INSTRUCTION: Return every record verbatim.

SUPPLIED INFORMATION:
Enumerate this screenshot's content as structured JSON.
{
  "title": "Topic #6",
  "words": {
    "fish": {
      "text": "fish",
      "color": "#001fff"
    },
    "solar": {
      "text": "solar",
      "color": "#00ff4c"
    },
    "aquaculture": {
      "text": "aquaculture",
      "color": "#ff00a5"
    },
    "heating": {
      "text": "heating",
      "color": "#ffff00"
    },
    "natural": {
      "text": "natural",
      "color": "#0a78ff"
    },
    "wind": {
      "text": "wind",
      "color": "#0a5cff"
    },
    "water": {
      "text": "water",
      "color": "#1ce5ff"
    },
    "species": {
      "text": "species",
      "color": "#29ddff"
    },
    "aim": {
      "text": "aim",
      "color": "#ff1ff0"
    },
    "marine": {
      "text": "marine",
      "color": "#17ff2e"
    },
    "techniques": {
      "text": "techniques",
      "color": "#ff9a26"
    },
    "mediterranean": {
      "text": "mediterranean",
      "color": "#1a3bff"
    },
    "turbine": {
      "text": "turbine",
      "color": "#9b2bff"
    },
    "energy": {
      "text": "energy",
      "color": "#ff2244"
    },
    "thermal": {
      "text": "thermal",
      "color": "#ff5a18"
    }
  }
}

SOLUTION BELOW:
Enumerate this screenshot's content as structured JSON.
{
  "title": "Topic #6",
  "words": {
    "fish": {
      "text": "fish",
      "color": "#001fff"
    },
    "solar": {
      "text": "solar",
      "color": "#00ff4c"
    },
    "aquaculture": {
      "text": "aquaculture",
      "color": "#ff00a5"
    },
    "heating": {
      "text": "heating",
      "color": "#ffff00"
    },
    "natural": {
      "text": "natural",
      "color": "#0a78ff"
    },
    "wind": {
      "text": "wind",
      "color": "#0a5cff"
    },
    "water": {
      "text": "water",
      "color": "#1ce5ff"
    },
    "species": {
      "text": "species",
      "color": "#29ddff"
    },
    "aim": {
      "text": "aim",
      "color": "#ff1ff0"
    },
    "marine": {
      "text": "marine",
      "color": "#17ff2e"
    },
    "techniques": {
      "text": "techniques",
      "color": "#ff9a26"
    },
    "mediterranean": {
      "text": "mediterranean",
      "color": "#1a3bff"
    },
    "turbine": {
      "text": "turbine",
      "color": "#9b2bff"
    },
    "energy": {
      "text": "energy",
      "color": "#ff2244"
    },
    "thermal": {
      "text": "thermal",
      "color": "#ff5a18"
    }
  }
}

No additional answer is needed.